# Start of Rows

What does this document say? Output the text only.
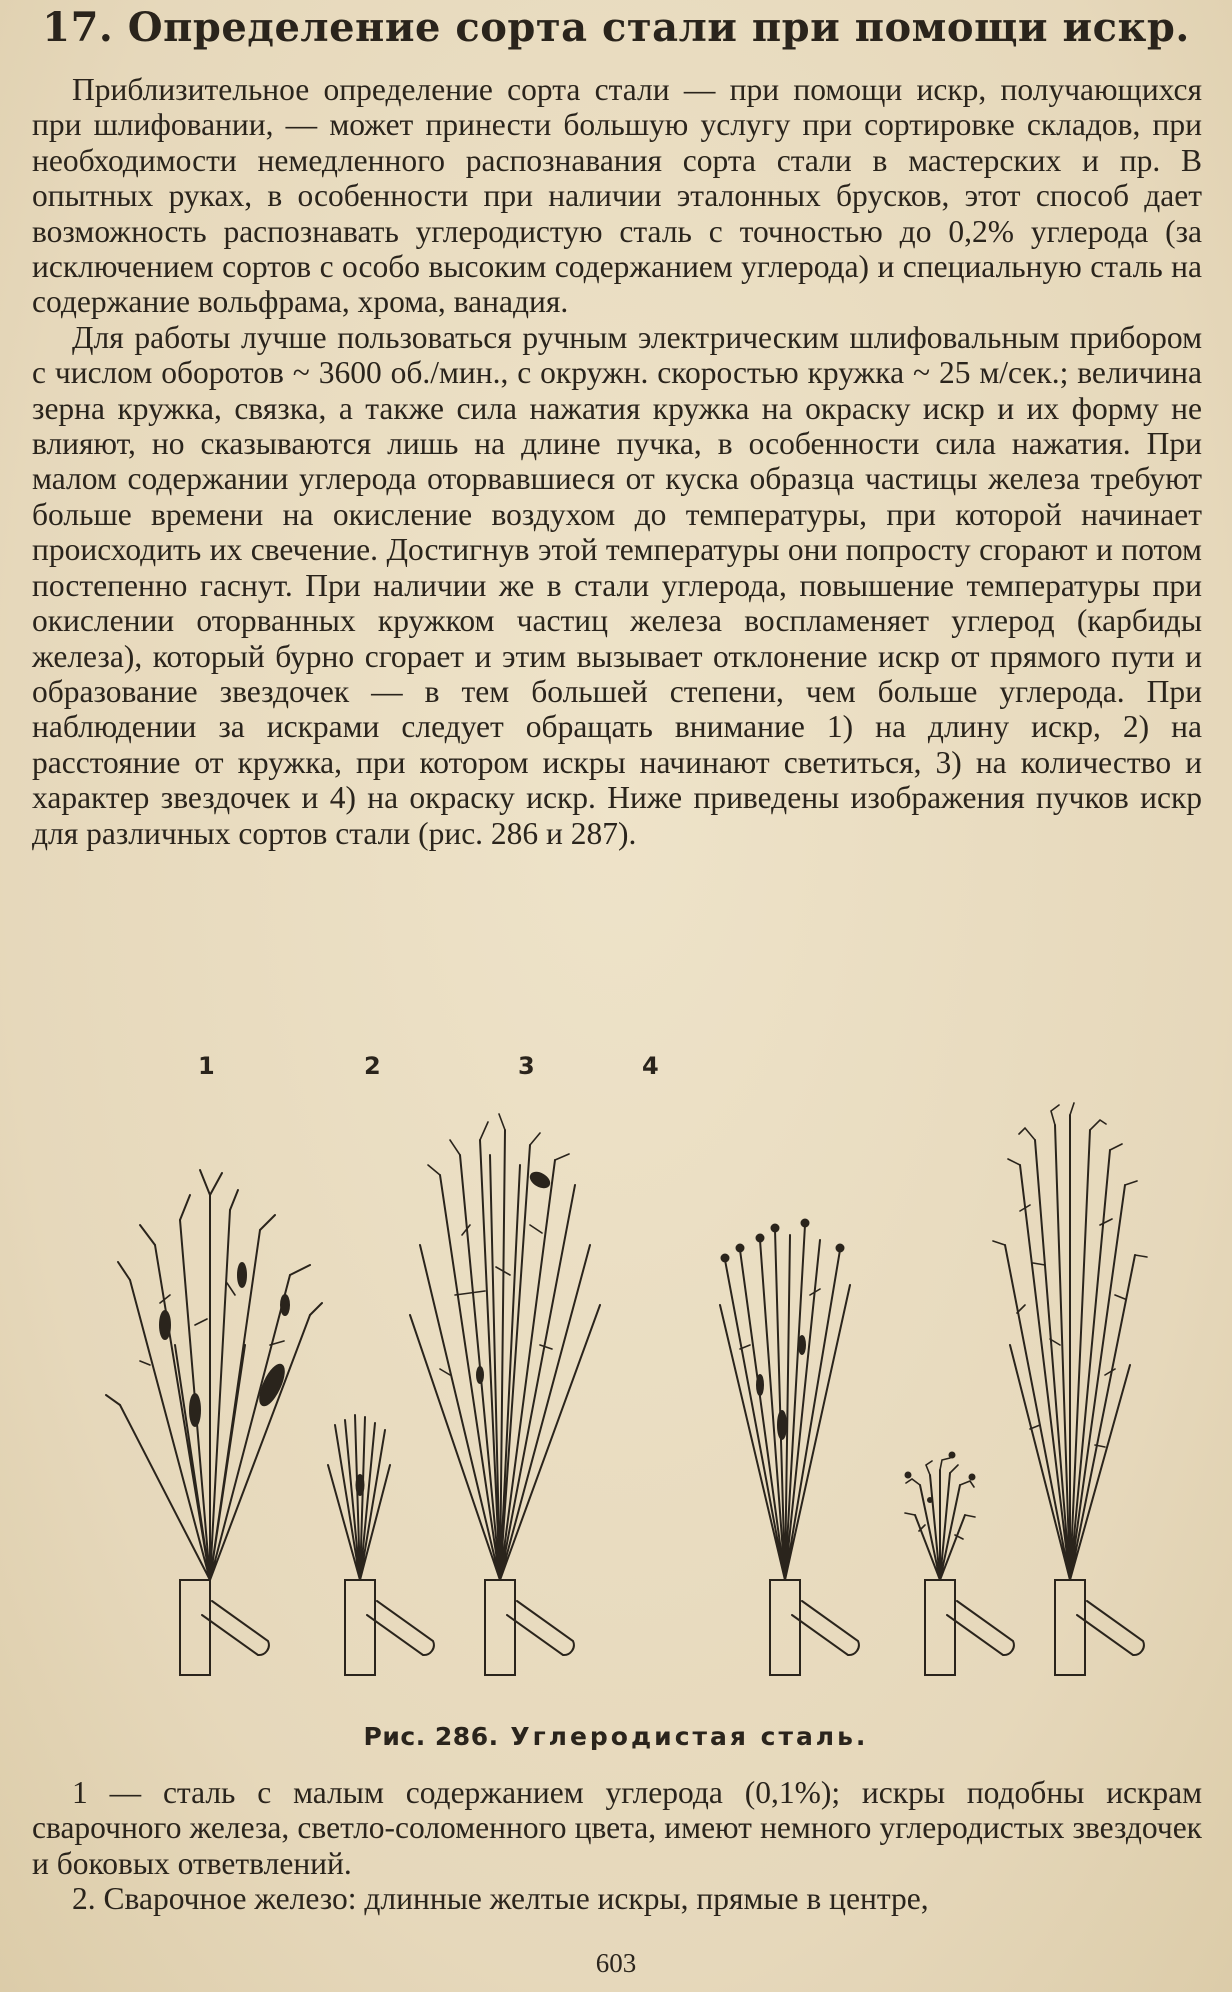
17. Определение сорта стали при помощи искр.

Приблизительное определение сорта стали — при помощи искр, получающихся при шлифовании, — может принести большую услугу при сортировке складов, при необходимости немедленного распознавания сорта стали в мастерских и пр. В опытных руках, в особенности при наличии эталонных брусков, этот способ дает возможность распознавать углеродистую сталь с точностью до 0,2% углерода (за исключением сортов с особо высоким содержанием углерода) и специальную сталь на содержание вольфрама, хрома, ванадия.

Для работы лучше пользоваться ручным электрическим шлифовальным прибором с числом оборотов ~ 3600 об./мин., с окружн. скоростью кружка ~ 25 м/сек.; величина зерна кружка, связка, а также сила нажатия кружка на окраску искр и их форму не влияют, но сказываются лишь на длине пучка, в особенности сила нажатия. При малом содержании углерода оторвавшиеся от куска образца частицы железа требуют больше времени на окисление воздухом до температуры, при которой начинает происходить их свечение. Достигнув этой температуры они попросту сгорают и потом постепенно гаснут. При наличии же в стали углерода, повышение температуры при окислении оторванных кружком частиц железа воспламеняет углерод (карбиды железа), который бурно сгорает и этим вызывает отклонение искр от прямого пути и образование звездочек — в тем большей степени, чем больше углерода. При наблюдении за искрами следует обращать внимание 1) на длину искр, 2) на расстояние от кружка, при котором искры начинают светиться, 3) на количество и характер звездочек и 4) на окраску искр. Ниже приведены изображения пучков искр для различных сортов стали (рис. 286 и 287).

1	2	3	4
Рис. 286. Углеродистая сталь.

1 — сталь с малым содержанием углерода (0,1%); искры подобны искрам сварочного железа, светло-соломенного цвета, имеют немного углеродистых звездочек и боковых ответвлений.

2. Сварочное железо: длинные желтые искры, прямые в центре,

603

# End of Rows
# Start of Rows

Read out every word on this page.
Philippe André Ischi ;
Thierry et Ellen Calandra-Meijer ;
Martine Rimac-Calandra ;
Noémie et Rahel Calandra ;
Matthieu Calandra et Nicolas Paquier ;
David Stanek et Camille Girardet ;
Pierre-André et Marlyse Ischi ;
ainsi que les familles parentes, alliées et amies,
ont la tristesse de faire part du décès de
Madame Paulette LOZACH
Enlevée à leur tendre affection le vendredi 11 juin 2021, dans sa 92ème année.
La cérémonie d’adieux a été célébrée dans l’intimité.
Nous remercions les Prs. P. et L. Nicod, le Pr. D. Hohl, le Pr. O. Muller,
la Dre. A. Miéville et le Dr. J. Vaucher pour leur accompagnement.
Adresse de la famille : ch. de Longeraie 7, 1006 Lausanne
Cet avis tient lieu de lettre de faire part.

# End of Rows

Identify each line in the records above containing the word "сталь"; copy those lines.

» **Reply**:
Приблизительное определение сорта стали — при помощи искр, получающихся при шлифовании, — может принести большую услугу при сортировке складов, при необходимости немедленного распознавания сорта стали в мастерских и пр. В опытных руках, в особенности при наличии эталонных брусков, этот способ дает возможность распознавать углеродистую сталь с точностью до 0,2% углерода (за исключением сортов с особо высоким содержанием углерода) и специальную сталь на содержание вольфрама, хрома, ванадия.
Рис. 286. Углеродистая сталь.
1 — сталь с малым содержанием углерода (0,1%); искры подобны искрам сварочного железа, светло-соломенного цвета, имеют немного углеродистых звездочек и боковых ответвлений.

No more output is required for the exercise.